Task description: Copy each of the records below word for word.

* START Dataset records *

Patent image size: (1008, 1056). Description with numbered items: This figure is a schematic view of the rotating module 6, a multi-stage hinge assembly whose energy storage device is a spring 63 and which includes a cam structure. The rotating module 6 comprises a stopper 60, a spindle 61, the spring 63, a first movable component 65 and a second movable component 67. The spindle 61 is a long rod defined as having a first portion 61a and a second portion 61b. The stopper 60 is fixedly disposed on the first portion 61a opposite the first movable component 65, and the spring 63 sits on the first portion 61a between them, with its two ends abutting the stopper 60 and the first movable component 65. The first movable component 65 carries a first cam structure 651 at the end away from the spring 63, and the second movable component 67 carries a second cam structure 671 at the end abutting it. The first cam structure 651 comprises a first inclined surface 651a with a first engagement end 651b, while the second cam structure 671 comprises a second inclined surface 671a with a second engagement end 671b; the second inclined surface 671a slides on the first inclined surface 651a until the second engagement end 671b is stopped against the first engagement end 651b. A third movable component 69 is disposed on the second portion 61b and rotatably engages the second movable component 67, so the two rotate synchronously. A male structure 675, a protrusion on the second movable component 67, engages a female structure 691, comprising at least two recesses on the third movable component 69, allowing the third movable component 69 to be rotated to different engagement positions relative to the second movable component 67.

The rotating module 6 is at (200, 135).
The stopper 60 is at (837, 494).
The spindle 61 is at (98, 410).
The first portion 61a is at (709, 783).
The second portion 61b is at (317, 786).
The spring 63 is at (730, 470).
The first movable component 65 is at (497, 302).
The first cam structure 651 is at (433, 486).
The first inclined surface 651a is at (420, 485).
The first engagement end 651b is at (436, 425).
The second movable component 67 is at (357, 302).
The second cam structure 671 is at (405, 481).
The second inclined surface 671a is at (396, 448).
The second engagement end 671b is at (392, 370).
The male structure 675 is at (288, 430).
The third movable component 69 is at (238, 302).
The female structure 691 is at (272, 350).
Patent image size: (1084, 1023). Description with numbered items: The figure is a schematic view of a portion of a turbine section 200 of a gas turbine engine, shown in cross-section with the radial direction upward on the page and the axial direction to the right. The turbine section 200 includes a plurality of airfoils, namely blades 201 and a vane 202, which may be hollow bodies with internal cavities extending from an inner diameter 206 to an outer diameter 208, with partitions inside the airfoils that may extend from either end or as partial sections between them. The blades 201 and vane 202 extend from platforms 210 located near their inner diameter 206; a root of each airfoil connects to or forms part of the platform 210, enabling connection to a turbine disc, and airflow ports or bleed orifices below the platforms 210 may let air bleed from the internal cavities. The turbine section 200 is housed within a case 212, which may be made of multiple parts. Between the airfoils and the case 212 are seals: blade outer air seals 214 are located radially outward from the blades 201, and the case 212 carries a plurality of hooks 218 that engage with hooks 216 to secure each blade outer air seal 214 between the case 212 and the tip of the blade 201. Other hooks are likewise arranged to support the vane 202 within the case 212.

* END Dataset records *

Response to the exercise:
Patent image size: (1008, 1056). Description with numbered items: This figure is a schematic view of the rotating module 6, a multi-stage hinge assembly whose energy storage device is a spring 63 and which includes a cam structure. The rotating module 6 comprises a stopper 60, a spindle 61, the spring 63, a first movable component 65 and a second movable component 67. The spindle 61 is a long rod defined as having a first portion 61a and a second portion 61b. The stopper 60 is fixedly disposed on the first portion 61a opposite the first movable component 65, and the spring 63 sits on the first portion 61a between them, with its two ends abutting the stopper 60 and the first movable component 65. The first movable component 65 carries a first cam structure 651 at the end away from the spring 63, and the second movable component 67 carries a second cam structure 671 at the end abutting it. The first cam structure 651 comprises a first inclined surface 651a with a first engagement end 651b, while the second cam structure 671 comprises a second inclined surface 671a with a second engagement end 671b; the second inclined surface 671a slides on the first inclined surface 651a until the second engagement end 671b is stopped against the first engagement end 651b. A third movable component 69 is disposed on the second portion 61b and rotatably engages the second movable component 67, so the two rotate synchronously. A male structure 675, a protrusion on the second movable component 67, engages a female structure 691, comprising at least two recesses on the third movable component 69, allowing the third movable component 69 to be rotated to different engagement positions relative to the second movable component 67.

The rotating module 6 is at (200, 135).
The stopper 60 is at (837, 494).
The spindle 61 is at (98, 410).
The first portion 61a is at (709, 783).
The second portion 61b is at (317, 786).
The spring 63 is at (730, 470).
The first movable component 65 is at (497, 302).
The first cam structure 651 is at (433, 486).
The first inclined surface 651a is at (420, 485).
The first engagement end 651b is at (436, 425).
The second movable component 67 is at (357, 302).
The second cam structure 671 is at (405, 481).
The second inclined surface 671a is at (396, 448).
The second engagement end 671b is at (392, 370).
The male structure 675 is at (288, 430).
The third movable component 69 is at (238, 302).
The female structure 691 is at (272, 350).
Patent image size: (1084, 1023). Description with numbered items: The figure is a schematic view of a portion of a turbine section 200 of a gas turbine engine, shown in cross-section with the radial direction upward on the page and the axial direction to the right. The turbine section 200 includes a plurality of airfoils, namely blades 201 and a vane 202, which may be hollow bodies with internal cavities extending from an inner diameter 206 to an outer diameter 208, with partitions inside the airfoils that may extend from either end or as partial sections between them. The blades 201 and vane 202 extend from platforms 210 located near their inner diameter 206; a root of each airfoil connects to or forms part of the platform 210, enabling connection to a turbine disc, and airflow ports or bleed orifices below the platforms 210 may let air bleed from the internal cavities. The turbine section 200 is housed within a case 212, which may be made of multiple parts. Between the airfoils and the case 212 are seals: blade outer air seals 214 are located radially outward from the blades 201, and the case 212 carries a plurality of hooks 218 that engage with hooks 216 to secure each blade outer air seal 214 between the case 212 and the tip of the blade 201. Other hooks are likewise arranged to support the vane 202 within the case 212.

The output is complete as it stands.